__What you should do__
Report how many lines below contain the word "main", and give only that number.

__Record extracts__
○ ○ ○ ○

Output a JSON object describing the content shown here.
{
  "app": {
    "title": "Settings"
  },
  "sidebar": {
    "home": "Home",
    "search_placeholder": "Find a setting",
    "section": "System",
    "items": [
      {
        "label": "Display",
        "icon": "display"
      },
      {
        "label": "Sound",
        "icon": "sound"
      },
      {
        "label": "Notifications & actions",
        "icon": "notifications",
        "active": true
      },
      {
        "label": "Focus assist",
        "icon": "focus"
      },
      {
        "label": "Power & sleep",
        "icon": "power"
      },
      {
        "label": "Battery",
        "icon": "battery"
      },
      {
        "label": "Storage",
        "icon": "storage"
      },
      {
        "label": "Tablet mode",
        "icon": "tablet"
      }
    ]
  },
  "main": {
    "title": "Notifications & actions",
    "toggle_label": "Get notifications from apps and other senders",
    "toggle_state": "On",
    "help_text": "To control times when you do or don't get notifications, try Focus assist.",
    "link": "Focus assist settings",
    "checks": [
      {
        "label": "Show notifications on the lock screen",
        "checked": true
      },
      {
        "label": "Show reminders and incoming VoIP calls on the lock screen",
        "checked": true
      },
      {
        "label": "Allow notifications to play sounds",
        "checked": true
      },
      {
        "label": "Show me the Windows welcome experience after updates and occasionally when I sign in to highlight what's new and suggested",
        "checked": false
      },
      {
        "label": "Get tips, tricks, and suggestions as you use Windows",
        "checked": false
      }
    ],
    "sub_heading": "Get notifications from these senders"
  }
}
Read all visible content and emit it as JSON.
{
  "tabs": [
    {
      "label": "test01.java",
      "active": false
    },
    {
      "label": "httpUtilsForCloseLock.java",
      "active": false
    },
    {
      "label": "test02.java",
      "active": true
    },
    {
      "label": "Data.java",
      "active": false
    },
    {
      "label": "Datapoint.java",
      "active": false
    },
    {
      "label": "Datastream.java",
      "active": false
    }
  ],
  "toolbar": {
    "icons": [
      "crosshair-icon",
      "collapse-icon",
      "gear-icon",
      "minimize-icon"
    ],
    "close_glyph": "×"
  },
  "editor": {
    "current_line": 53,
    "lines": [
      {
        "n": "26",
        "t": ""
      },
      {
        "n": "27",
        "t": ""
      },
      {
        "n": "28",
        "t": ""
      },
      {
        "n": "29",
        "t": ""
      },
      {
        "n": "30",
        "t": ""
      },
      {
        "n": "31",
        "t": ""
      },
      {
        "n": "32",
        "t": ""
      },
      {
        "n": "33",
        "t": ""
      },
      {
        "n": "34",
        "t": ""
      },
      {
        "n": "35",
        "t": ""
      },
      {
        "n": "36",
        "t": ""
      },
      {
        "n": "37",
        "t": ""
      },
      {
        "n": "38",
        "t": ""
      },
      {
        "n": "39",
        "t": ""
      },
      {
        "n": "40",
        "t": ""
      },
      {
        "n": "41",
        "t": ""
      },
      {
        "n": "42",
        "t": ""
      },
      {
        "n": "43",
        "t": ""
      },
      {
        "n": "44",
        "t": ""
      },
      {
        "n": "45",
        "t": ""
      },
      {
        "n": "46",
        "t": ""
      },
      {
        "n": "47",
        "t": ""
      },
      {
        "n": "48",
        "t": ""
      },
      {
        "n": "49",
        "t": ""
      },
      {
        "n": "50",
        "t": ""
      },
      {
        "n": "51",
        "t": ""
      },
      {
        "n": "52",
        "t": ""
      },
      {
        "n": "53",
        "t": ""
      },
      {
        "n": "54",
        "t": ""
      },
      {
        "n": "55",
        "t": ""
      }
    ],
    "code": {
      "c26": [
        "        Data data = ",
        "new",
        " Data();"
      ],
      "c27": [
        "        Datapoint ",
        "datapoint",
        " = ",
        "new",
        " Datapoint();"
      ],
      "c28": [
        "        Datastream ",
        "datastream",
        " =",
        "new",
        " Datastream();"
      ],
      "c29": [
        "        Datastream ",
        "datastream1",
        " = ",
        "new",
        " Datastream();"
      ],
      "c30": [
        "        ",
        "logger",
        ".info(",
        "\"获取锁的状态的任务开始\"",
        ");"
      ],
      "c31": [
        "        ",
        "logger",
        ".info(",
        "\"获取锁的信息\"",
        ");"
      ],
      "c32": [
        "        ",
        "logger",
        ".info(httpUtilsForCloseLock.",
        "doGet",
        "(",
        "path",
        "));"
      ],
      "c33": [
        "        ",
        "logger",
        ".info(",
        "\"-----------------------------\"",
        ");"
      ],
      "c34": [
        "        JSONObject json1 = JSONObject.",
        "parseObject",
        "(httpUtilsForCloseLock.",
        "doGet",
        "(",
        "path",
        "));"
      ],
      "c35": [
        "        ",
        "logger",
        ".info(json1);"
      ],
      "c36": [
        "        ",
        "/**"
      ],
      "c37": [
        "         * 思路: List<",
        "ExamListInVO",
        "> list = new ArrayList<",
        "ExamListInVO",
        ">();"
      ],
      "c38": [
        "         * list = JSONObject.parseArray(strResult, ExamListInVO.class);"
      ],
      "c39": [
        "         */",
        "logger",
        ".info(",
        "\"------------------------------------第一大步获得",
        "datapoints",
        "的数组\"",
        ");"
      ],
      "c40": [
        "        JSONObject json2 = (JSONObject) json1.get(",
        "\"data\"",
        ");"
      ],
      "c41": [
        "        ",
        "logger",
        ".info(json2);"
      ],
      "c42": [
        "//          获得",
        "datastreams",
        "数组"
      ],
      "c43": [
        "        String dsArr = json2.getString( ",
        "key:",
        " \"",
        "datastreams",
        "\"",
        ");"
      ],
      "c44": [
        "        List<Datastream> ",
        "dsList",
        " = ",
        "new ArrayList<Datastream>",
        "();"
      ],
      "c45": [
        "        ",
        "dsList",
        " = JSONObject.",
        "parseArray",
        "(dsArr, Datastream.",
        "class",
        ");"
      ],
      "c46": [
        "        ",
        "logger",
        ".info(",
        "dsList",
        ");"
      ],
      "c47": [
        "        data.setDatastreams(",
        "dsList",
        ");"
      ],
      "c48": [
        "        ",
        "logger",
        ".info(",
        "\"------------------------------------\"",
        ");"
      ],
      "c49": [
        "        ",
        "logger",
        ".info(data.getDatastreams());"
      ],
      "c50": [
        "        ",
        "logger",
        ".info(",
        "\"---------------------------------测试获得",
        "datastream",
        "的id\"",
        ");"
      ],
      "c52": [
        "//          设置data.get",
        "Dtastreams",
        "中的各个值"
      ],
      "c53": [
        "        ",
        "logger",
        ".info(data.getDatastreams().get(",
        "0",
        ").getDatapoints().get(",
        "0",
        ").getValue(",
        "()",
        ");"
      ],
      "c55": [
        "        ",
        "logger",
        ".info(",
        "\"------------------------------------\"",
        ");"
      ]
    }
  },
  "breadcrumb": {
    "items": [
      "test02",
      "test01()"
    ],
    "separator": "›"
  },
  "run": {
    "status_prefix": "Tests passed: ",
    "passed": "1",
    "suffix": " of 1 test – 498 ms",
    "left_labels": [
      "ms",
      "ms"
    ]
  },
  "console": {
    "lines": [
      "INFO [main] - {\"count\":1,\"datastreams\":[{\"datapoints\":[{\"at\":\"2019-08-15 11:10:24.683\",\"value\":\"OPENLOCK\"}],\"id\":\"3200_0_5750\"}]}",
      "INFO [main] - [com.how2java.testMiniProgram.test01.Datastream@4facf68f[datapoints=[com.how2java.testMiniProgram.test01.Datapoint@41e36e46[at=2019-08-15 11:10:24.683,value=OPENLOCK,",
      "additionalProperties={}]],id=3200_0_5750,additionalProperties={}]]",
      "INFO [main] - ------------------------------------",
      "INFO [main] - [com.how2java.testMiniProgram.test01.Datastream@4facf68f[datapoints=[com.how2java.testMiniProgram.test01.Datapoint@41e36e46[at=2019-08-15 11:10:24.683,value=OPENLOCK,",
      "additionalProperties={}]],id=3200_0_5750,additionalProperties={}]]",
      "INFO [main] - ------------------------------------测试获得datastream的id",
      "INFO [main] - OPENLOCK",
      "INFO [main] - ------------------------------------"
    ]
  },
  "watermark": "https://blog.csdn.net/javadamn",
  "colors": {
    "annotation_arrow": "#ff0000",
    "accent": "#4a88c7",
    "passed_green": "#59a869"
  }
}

○ ○ ○ ○

__Problem solution__
8